Dataset items
-*-

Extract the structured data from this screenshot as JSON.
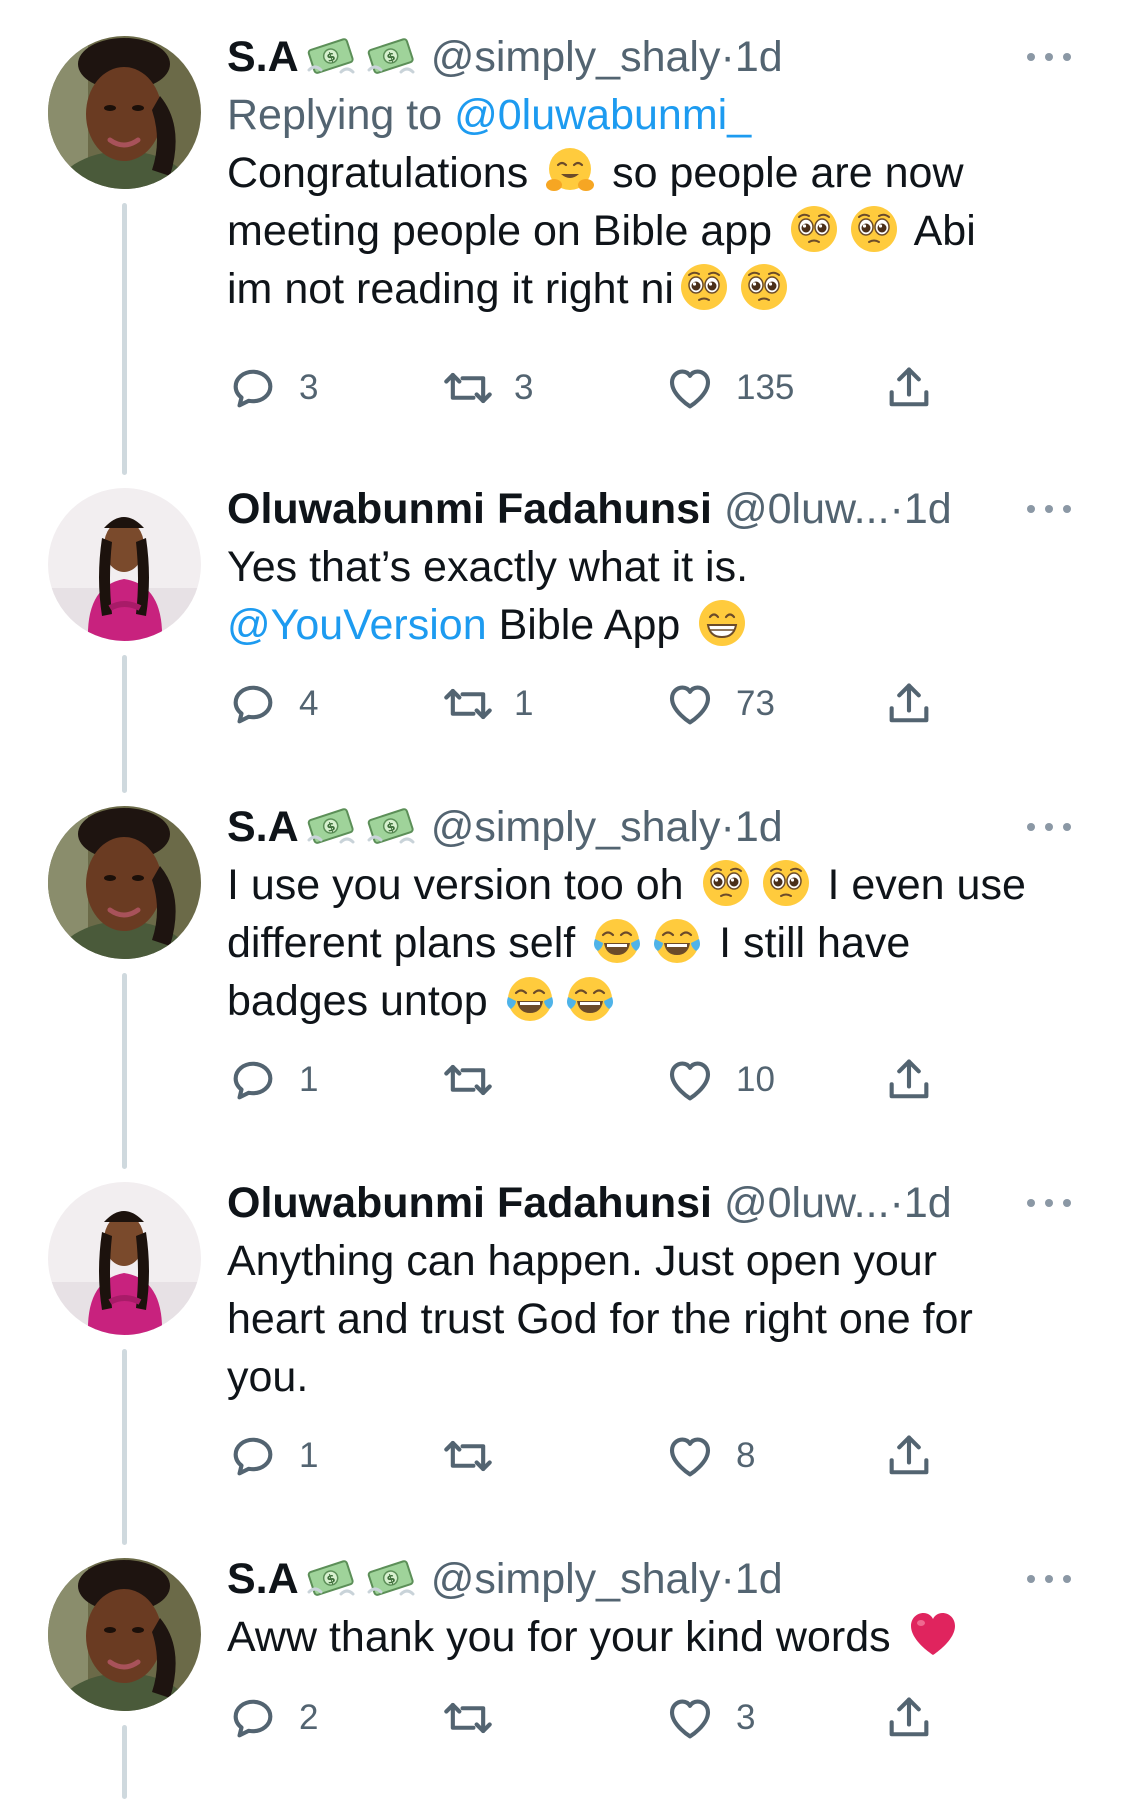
{
  "tweets": [
    {
      "author": "S.A",
      "author_emojis": [
        "money-with-wings",
        "money-with-wings"
      ],
      "handle": "@simply_shaly",
      "time": "1d",
      "replying_prefix": "Replying to",
      "replying_to": "@0luwabunmi_",
      "body": [
        [
          "Congratulations ",
          "hugging-face",
          " so people are now"
        ],
        [
          "meeting people on Bible app ",
          "pleading-face",
          "pleading-face",
          " Abi"
        ],
        [
          "im not reading it right ni",
          "pleading-face",
          "pleading-face"
        ]
      ],
      "replies": "3",
      "retweets": "3",
      "likes": "135"
    },
    {
      "author": "Oluwabunmi Fadahunsi",
      "handle": "@0luw...",
      "time": "1d",
      "body_line1": "Yes that’s exactly what it is.",
      "body_mention": "@YouVersion",
      "body_line2_rest": " Bible App ",
      "body_emoji": "grinning-face",
      "replies": "4",
      "retweets": "1",
      "likes": "73"
    },
    {
      "author": "S.A",
      "handle": "@simply_shaly",
      "time": "1d",
      "body_line1_a": "I use you version too oh ",
      "body_line1_b": " I even use",
      "body_line2_a": "different plans self ",
      "body_line2_b": " I still have",
      "body_line3_a": "badges untop ",
      "emojis": [
        "pleading-face",
        "tears-of-joy-face"
      ],
      "replies": "1",
      "retweets": "",
      "likes": "10"
    },
    {
      "author": "Oluwabunmi Fadahunsi",
      "handle": "@0luw...",
      "time": "1d",
      "body_line1": "Anything can happen. Just open your",
      "body_line2": "heart and trust God for the right one for",
      "body_line3": "you.",
      "replies": "1",
      "retweets": "",
      "likes": "8"
    },
    {
      "author": "S.A",
      "handle": "@simply_shaly",
      "time": "1d",
      "body_line1": "Aww thank you for your kind words ",
      "body_emoji": "red-heart",
      "replies": "2",
      "retweets": "",
      "likes": "3"
    }
  ],
  "separator": "·",
  "colors": {
    "text": "#0f1419",
    "secondary": "#536471",
    "link": "#1d9bf0",
    "thread_line": "#cfd9de"
  },
  "icons": [
    "reply-icon",
    "retweet-icon",
    "like-icon",
    "share-icon",
    "more-icon"
  ]
}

-*-

Task goal.
Write out the data precisely as given, excluding the pictures.

Answer below.
Extract the structured data from this screenshot as JSON.
{
  "tweets": [
    {
      "author": "S.A",
      "author_emojis": [
        "money-with-wings",
        "money-with-wings"
      ],
      "handle": "@simply_shaly",
      "time": "1d",
      "replying_prefix": "Replying to",
      "replying_to": "@0luwabunmi_",
      "body": [
        [
          "Congratulations ",
          "hugging-face",
          " so people are now"
        ],
        [
          "meeting people on Bible app ",
          "pleading-face",
          "pleading-face",
          " Abi"
        ],
        [
          "im not reading it right ni",
          "pleading-face",
          "pleading-face"
        ]
      ],
      "replies": "3",
      "retweets": "3",
      "likes": "135"
    },
    {
      "author": "Oluwabunmi Fadahunsi",
      "handle": "@0luw...",
      "time": "1d",
      "body_line1": "Yes that’s exactly what it is.",
      "body_mention": "@YouVersion",
      "body_line2_rest": " Bible App ",
      "body_emoji": "grinning-face",
      "replies": "4",
      "retweets": "1",
      "likes": "73"
    },
    {
      "author": "S.A",
      "handle": "@simply_shaly",
      "time": "1d",
      "body_line1_a": "I use you version too oh ",
      "body_line1_b": " I even use",
      "body_line2_a": "different plans self ",
      "body_line2_b": " I still have",
      "body_line3_a": "badges untop ",
      "emojis": [
        "pleading-face",
        "tears-of-joy-face"
      ],
      "replies": "1",
      "retweets": "",
      "likes": "10"
    },
    {
      "author": "Oluwabunmi Fadahunsi",
      "handle": "@0luw...",
      "time": "1d",
      "body_line1": "Anything can happen. Just open your",
      "body_line2": "heart and trust God for the right one for",
      "body_line3": "you.",
      "replies": "1",
      "retweets": "",
      "likes": "8"
    },
    {
      "author": "S.A",
      "handle": "@simply_shaly",
      "time": "1d",
      "body_line1": "Aww thank you for your kind words ",
      "body_emoji": "red-heart",
      "replies": "2",
      "retweets": "",
      "likes": "3"
    }
  ],
  "separator": "·",
  "colors": {
    "text": "#0f1419",
    "secondary": "#536471",
    "link": "#1d9bf0",
    "thread_line": "#cfd9de"
  },
  "icons": [
    "reply-icon",
    "retweet-icon",
    "like-icon",
    "share-icon",
    "more-icon"
  ]
}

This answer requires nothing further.